[ENTRIES SUPPLIED start]

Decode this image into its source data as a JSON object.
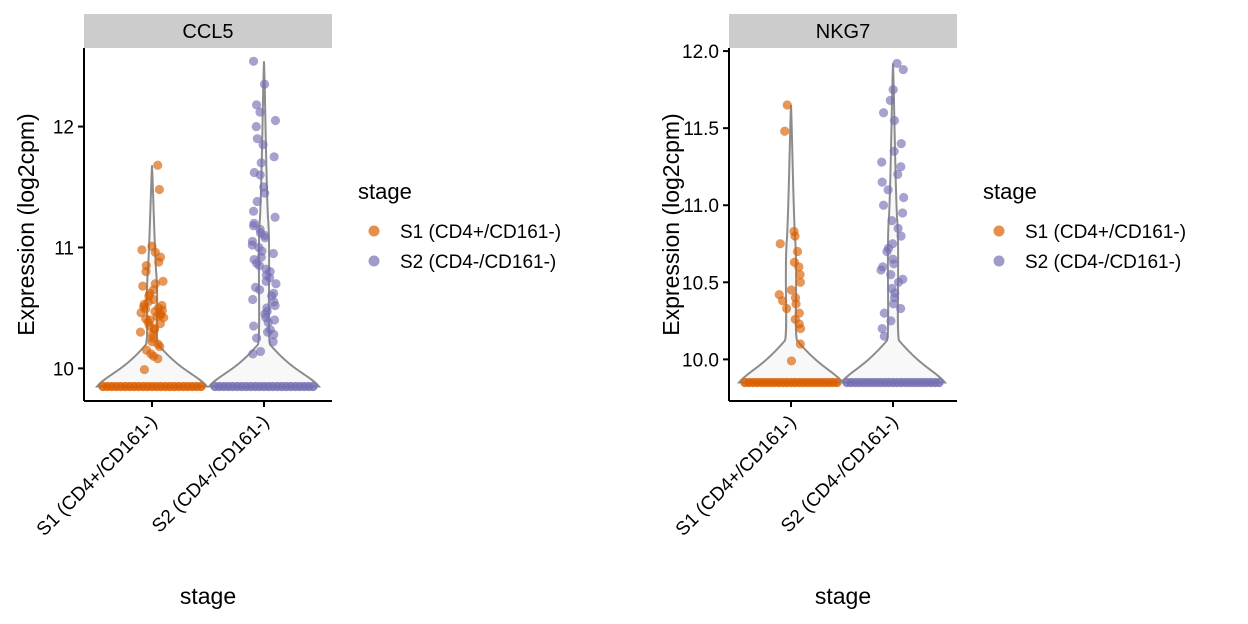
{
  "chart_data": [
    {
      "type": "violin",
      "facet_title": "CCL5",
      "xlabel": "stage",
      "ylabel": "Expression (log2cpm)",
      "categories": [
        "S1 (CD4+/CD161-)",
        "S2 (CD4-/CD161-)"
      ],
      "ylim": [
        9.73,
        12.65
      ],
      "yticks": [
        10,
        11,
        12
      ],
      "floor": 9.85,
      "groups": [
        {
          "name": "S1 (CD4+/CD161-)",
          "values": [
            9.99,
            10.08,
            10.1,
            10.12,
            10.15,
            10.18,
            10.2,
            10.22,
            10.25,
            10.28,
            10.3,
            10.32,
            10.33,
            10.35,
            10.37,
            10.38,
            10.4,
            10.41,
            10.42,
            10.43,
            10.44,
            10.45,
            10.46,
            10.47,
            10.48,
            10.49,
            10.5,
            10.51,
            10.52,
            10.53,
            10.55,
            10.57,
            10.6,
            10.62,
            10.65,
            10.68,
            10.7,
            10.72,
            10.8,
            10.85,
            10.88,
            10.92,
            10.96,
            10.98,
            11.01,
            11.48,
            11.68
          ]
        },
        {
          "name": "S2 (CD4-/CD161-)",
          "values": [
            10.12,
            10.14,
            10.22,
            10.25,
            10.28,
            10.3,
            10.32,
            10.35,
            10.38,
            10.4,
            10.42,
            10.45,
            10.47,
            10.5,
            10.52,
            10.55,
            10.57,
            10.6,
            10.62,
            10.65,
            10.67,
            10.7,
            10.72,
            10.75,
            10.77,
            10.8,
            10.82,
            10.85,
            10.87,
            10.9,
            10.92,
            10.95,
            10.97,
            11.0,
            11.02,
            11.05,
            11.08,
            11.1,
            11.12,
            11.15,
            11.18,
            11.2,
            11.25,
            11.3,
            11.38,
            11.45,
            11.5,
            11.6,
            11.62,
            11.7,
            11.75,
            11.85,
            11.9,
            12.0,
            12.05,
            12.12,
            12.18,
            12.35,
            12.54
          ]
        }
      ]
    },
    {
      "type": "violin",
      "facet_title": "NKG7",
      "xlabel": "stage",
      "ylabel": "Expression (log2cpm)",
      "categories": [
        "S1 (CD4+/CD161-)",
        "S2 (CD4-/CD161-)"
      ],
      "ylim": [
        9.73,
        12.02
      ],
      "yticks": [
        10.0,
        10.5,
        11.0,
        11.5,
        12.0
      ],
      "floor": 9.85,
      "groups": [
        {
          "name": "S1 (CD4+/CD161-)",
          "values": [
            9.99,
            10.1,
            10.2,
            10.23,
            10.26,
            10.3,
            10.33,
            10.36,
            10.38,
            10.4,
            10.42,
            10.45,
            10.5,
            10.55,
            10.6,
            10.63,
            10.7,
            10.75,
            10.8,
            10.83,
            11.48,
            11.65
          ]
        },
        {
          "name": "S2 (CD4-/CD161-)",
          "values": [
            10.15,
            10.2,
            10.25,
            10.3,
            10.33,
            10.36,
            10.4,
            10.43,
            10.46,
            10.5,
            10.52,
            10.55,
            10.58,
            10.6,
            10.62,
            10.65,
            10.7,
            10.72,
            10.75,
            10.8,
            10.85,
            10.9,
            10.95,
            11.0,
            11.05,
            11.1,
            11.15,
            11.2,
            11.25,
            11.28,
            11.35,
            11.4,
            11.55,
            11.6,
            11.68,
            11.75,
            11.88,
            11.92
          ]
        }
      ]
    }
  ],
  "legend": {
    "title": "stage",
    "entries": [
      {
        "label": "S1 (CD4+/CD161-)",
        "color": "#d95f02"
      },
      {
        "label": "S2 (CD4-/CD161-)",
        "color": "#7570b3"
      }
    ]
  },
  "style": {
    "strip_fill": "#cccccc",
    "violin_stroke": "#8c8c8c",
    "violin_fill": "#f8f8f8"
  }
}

[ENTRIES SUPPLIED end]
[ENTRIES SUPPLIED start]

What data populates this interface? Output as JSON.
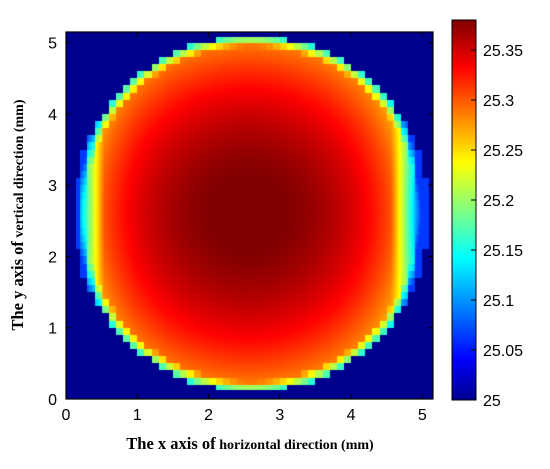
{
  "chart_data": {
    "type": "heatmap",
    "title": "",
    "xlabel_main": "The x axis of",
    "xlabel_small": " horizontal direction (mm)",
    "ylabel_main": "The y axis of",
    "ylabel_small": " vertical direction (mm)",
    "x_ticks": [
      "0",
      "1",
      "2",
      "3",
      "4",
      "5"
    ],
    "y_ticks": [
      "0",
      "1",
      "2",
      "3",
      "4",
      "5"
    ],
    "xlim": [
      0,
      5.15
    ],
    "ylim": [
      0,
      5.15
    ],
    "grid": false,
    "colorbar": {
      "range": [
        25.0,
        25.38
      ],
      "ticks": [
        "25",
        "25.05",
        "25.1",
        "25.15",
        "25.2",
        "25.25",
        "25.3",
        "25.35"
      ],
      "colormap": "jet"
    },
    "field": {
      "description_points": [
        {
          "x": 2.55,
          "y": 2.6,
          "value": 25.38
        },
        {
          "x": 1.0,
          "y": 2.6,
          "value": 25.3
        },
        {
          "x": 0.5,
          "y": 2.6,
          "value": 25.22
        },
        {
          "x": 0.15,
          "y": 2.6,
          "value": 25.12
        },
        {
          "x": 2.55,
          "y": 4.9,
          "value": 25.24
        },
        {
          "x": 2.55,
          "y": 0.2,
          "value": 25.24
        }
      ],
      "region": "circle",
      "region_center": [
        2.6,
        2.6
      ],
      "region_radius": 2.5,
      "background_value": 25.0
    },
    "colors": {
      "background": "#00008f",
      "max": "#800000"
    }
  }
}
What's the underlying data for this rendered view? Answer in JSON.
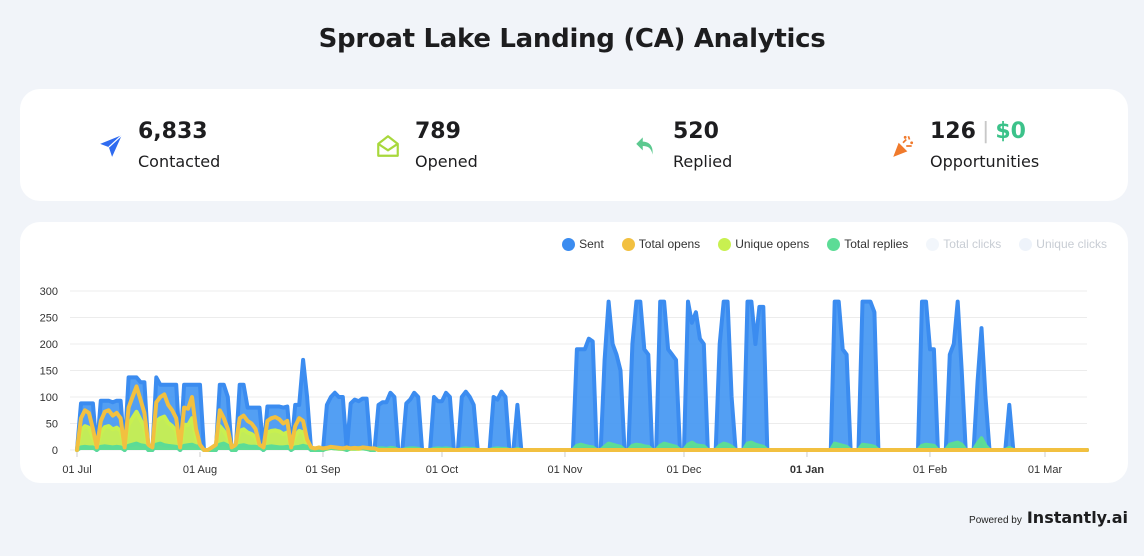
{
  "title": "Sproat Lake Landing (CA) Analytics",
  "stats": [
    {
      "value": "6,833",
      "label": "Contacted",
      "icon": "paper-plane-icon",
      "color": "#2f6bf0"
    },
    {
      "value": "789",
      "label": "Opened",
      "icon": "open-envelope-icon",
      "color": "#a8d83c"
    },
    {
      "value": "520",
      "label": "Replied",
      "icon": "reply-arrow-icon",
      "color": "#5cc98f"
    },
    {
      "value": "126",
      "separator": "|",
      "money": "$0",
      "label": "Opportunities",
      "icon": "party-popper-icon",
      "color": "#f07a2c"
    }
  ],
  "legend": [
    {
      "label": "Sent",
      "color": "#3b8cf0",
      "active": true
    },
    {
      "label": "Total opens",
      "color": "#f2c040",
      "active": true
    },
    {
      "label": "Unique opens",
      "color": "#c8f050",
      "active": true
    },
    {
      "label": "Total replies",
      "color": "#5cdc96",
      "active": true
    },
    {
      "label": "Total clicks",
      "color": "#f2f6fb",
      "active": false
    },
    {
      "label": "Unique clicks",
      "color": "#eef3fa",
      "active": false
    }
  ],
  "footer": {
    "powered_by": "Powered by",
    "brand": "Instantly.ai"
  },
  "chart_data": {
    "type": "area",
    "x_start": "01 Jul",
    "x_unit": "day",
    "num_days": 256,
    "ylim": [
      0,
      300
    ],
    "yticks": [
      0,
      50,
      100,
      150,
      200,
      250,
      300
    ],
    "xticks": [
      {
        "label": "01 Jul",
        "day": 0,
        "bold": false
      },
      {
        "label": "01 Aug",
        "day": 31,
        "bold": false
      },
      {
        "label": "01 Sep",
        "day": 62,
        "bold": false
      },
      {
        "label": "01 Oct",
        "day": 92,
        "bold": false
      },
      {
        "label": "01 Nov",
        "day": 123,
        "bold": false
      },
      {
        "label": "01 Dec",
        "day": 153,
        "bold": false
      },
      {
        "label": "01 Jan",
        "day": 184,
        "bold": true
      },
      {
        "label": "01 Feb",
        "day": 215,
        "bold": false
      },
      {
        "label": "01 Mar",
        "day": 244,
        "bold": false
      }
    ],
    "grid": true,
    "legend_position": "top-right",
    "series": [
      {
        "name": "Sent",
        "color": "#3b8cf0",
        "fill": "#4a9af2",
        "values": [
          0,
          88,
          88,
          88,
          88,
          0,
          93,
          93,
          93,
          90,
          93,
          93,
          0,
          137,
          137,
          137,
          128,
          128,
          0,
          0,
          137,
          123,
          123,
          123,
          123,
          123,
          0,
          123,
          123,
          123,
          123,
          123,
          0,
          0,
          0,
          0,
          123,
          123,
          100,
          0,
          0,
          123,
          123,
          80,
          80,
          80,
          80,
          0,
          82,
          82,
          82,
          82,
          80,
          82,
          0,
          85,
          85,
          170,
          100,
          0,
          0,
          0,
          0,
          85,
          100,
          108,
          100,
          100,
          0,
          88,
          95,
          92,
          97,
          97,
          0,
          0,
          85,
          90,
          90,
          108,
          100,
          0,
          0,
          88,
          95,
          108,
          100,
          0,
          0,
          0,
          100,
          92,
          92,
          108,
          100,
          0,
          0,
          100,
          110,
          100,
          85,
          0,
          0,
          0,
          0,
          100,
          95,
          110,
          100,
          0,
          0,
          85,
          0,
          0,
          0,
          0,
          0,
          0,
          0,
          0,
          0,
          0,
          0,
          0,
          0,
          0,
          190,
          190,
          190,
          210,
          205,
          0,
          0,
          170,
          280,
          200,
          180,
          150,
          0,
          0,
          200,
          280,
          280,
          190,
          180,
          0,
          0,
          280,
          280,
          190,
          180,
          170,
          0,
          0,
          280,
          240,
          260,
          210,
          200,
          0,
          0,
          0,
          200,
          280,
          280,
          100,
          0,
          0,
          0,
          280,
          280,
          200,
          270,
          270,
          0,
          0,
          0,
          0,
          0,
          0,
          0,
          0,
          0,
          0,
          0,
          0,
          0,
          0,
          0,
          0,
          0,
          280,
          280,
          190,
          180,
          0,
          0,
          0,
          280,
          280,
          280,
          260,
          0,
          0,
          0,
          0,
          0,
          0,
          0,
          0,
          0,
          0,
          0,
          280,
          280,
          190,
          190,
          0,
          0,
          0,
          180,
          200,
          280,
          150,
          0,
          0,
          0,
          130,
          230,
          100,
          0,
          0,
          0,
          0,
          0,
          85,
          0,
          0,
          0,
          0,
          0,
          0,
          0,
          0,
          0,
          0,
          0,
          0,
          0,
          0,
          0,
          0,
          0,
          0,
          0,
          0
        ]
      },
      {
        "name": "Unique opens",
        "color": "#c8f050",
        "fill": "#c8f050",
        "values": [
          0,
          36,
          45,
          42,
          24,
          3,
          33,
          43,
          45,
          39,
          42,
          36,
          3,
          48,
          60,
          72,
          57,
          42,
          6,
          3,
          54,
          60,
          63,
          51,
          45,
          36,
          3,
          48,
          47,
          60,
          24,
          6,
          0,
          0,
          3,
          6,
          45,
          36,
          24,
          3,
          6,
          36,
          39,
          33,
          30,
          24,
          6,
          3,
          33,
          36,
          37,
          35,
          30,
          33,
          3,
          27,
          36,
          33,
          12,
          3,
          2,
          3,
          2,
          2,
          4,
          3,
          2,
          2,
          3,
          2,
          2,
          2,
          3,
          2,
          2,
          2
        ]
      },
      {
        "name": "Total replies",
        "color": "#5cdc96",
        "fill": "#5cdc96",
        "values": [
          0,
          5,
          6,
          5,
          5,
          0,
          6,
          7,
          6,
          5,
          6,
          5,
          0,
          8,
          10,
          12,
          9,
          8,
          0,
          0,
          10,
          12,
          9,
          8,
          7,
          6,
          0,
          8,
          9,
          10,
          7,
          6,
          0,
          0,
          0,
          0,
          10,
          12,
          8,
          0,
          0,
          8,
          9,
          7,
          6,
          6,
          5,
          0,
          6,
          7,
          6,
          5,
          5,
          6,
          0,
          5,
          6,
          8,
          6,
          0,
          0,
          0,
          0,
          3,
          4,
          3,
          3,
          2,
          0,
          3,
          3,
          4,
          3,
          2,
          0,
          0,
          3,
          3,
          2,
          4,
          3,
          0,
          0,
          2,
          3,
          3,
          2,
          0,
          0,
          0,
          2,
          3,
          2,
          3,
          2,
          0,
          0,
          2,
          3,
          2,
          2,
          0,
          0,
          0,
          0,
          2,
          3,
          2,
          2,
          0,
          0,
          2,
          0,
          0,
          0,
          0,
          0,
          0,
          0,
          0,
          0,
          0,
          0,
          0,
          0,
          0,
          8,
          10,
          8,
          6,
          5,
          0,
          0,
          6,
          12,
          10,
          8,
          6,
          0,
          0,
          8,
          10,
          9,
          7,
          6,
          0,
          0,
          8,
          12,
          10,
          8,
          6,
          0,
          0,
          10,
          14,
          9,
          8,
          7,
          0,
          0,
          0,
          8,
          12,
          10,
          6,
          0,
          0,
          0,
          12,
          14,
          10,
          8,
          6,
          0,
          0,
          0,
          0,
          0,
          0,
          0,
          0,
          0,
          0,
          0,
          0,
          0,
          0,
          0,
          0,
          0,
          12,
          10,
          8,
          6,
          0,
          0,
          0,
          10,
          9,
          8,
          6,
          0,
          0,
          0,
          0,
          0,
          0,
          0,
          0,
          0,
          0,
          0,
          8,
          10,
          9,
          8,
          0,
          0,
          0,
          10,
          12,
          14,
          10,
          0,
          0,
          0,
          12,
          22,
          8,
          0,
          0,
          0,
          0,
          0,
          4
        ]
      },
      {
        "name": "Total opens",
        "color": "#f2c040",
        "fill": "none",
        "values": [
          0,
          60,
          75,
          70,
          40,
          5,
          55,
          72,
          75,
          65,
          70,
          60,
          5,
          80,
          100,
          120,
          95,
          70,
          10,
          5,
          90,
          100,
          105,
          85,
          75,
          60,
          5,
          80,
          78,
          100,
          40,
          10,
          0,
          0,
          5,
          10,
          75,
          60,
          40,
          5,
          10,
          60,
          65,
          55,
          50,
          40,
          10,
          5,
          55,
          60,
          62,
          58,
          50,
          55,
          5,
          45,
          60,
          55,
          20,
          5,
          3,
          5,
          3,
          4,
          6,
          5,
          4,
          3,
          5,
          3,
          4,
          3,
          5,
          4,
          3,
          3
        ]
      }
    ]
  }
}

[ENTRIES SUPPLIED end]

SHORT PROBLEM
Check each line of the records for "What" and copy the ones that contain it.

SOLUTION TO THIS PROBLEM
What data populates this interface? Output as JSON.
What's the underlying data for this rendered view? Answer in JSON.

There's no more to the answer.